> SHORT EXERCISE
Write out the data below exactly as given, without any of its pictures.

Rows from a dataset

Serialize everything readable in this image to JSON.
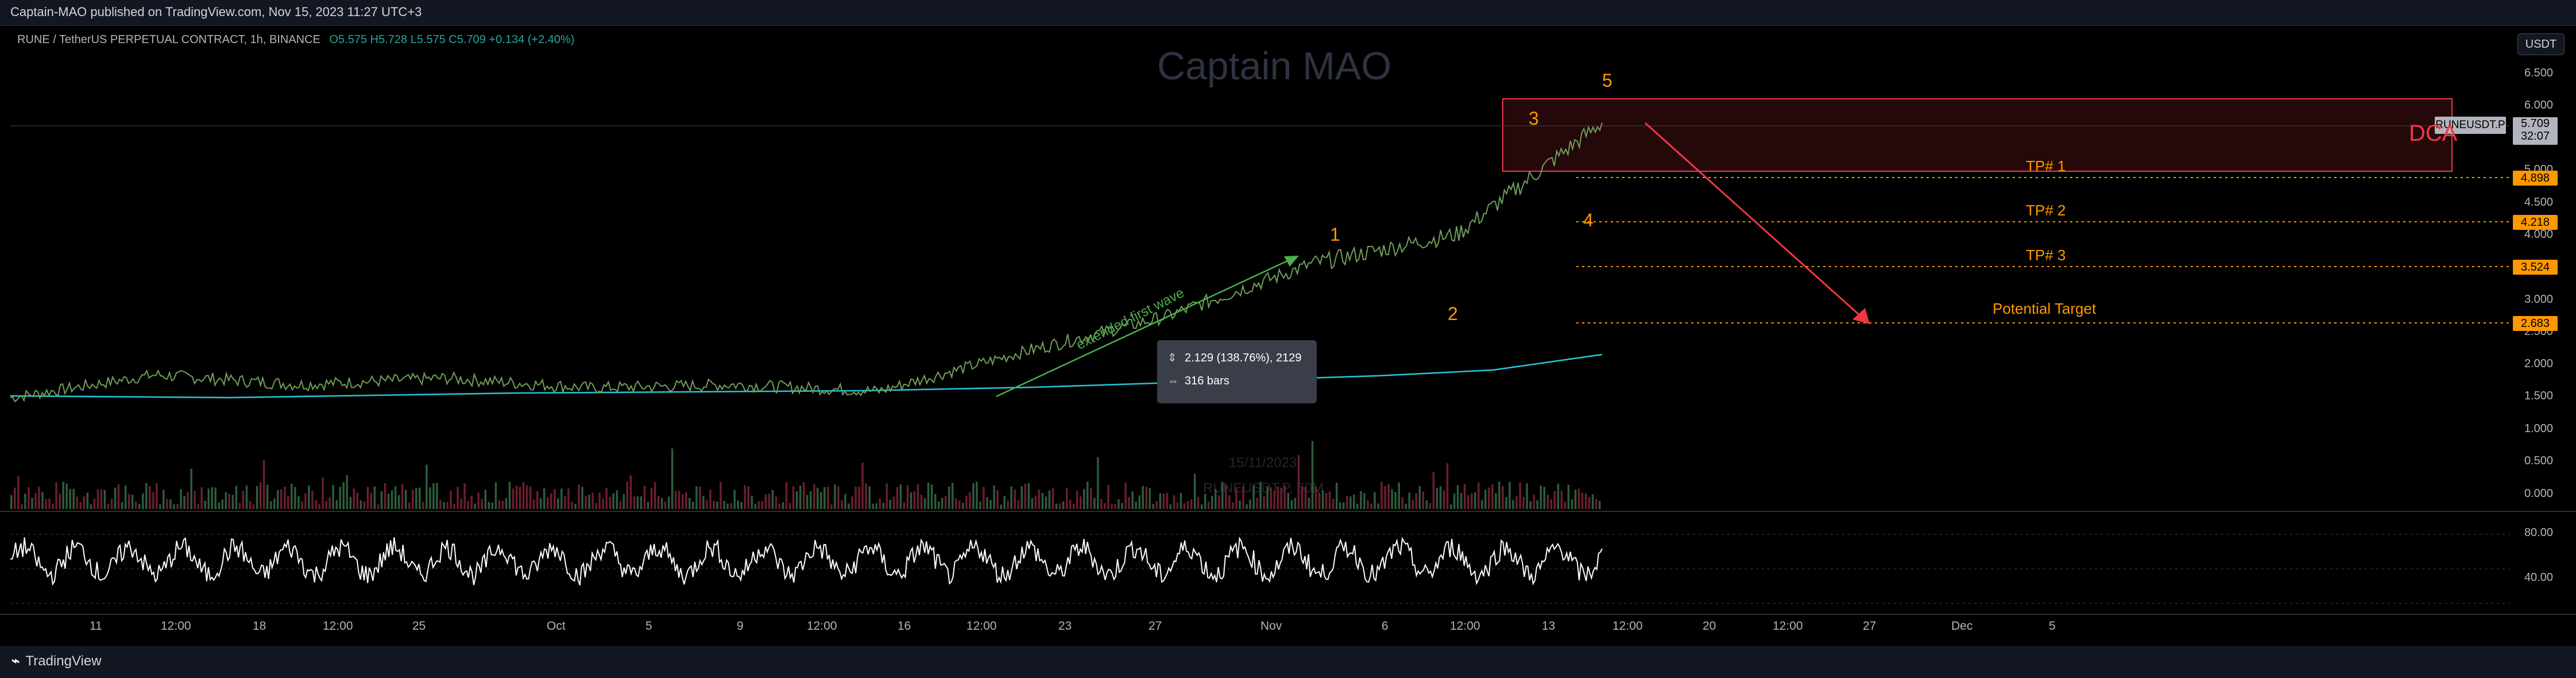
{
  "header": {
    "published": "Captain-MAO published on TradingView.com, Nov 15, 2023 11:27 UTC+3",
    "symbol": "RUNE / TetherUS PERPETUAL CONTRACT, 1h, BINANCE",
    "ohlc": "O5.575  H5.728  L5.575  C5.709  +0.134 (+2.40%)"
  },
  "watermark": {
    "author": "Captain MAO",
    "date": "15/11/2023",
    "symbol": "RUNEUSDT.P, 60M"
  },
  "currency_button": "USDT",
  "price_axis": [
    "6.500",
    "6.000",
    "5.500",
    "5.000",
    "4.500",
    "4.000",
    "3.500",
    "3.000",
    "2.500",
    "2.000",
    "1.500",
    "1.000",
    "0.500",
    "0.000"
  ],
  "price_badges": {
    "symbol_tag": "RUNEUSDT.P",
    "last_price": "5.709",
    "countdown": "32:07",
    "tp1": "4.898",
    "tp2": "4.218",
    "tp3": "3.524",
    "target": "2.683"
  },
  "annotations": {
    "dca": "DCA",
    "tp1": "TP# 1",
    "tp2": "TP# 2",
    "tp3": "TP# 3",
    "potential_target": "Potential Target",
    "extended_first_wave": "extended first wave",
    "wave1": "1",
    "wave2": "2",
    "wave3": "3",
    "wave4": "4",
    "wave5": "5"
  },
  "measure_tooltip": {
    "range": "2.129 (138.76%), 2129",
    "bars": "316 bars"
  },
  "rsi_axis": [
    "80.00",
    "40.00"
  ],
  "time_axis": [
    "11",
    "12:00",
    "18",
    "12:00",
    "25",
    "Oct",
    "5",
    "9",
    "12:00",
    "16",
    "12:00",
    "23",
    "27",
    "Nov",
    "6",
    "12:00",
    "13",
    "12:00",
    "20",
    "12:00",
    "27",
    "Dec",
    "5"
  ],
  "footer": {
    "brand": "TradingView"
  },
  "colors": {
    "background": "#000000",
    "up": "#26a69a",
    "orange": "#ff9800",
    "red": "#f23645",
    "green_arrow": "#4caf50",
    "ma": "#26c6da"
  },
  "chart_data": {
    "type": "line",
    "title": "RUNE / TetherUS PERPETUAL CONTRACT, 1h, BINANCE",
    "ylim": [
      0,
      6.5
    ],
    "y_ticks": [
      6.5,
      6.0,
      5.5,
      5.0,
      4.5,
      4.0,
      3.5,
      3.0,
      2.5,
      2.0,
      1.5,
      1.0,
      0.5,
      0.0
    ],
    "x": [
      "11",
      "18",
      "25",
      "Oct",
      "5",
      "9",
      "16",
      "23",
      "27",
      "Nov",
      "6",
      "13"
    ],
    "series": [
      {
        "values": [
          1.5,
          1.85,
          1.7,
          1.8,
          1.65,
          1.7,
          1.6,
          2.2,
          2.75,
          3.55,
          4.0,
          5.709
        ]
      }
    ],
    "levels": {
      "dca_zone": [
        4.95,
        6.1
      ],
      "tp1": 4.898,
      "tp2": 4.218,
      "tp3": 3.524,
      "potential_target": 2.683
    }
  }
}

> RESPONSE TO THE TASK
Serialize everything readable in this image to JSON.
{
  "header": {
    "published": "Captain-MAO published on TradingView.com, Nov 15, 2023 11:27 UTC+3",
    "symbol": "RUNE / TetherUS PERPETUAL CONTRACT, 1h, BINANCE",
    "ohlc": "O5.575  H5.728  L5.575  C5.709  +0.134 (+2.40%)"
  },
  "watermark": {
    "author": "Captain MAO",
    "date": "15/11/2023",
    "symbol": "RUNEUSDT.P, 60M"
  },
  "currency_button": "USDT",
  "price_axis": [
    "6.500",
    "6.000",
    "5.500",
    "5.000",
    "4.500",
    "4.000",
    "3.500",
    "3.000",
    "2.500",
    "2.000",
    "1.500",
    "1.000",
    "0.500",
    "0.000"
  ],
  "price_badges": {
    "symbol_tag": "RUNEUSDT.P",
    "last_price": "5.709",
    "countdown": "32:07",
    "tp1": "4.898",
    "tp2": "4.218",
    "tp3": "3.524",
    "target": "2.683"
  },
  "annotations": {
    "dca": "DCA",
    "tp1": "TP# 1",
    "tp2": "TP# 2",
    "tp3": "TP# 3",
    "potential_target": "Potential Target",
    "extended_first_wave": "extended first wave",
    "wave1": "1",
    "wave2": "2",
    "wave3": "3",
    "wave4": "4",
    "wave5": "5"
  },
  "measure_tooltip": {
    "range": "2.129 (138.76%), 2129",
    "bars": "316 bars"
  },
  "rsi_axis": [
    "80.00",
    "40.00"
  ],
  "time_axis": [
    "11",
    "12:00",
    "18",
    "12:00",
    "25",
    "Oct",
    "5",
    "9",
    "12:00",
    "16",
    "12:00",
    "23",
    "27",
    "Nov",
    "6",
    "12:00",
    "13",
    "12:00",
    "20",
    "12:00",
    "27",
    "Dec",
    "5"
  ],
  "footer": {
    "brand": "TradingView"
  },
  "colors": {
    "background": "#000000",
    "up": "#26a69a",
    "orange": "#ff9800",
    "red": "#f23645",
    "green_arrow": "#4caf50",
    "ma": "#26c6da"
  },
  "chart_data": {
    "type": "line",
    "title": "RUNE / TetherUS PERPETUAL CONTRACT, 1h, BINANCE",
    "ylim": [
      0,
      6.5
    ],
    "y_ticks": [
      6.5,
      6.0,
      5.5,
      5.0,
      4.5,
      4.0,
      3.5,
      3.0,
      2.5,
      2.0,
      1.5,
      1.0,
      0.5,
      0.0
    ],
    "x": [
      "11",
      "18",
      "25",
      "Oct",
      "5",
      "9",
      "16",
      "23",
      "27",
      "Nov",
      "6",
      "13"
    ],
    "series": [
      {
        "values": [
          1.5,
          1.85,
          1.7,
          1.8,
          1.65,
          1.7,
          1.6,
          2.2,
          2.75,
          3.55,
          4.0,
          5.709
        ]
      }
    ],
    "levels": {
      "dca_zone": [
        4.95,
        6.1
      ],
      "tp1": 4.898,
      "tp2": 4.218,
      "tp3": 3.524,
      "potential_target": 2.683
    }
  }
}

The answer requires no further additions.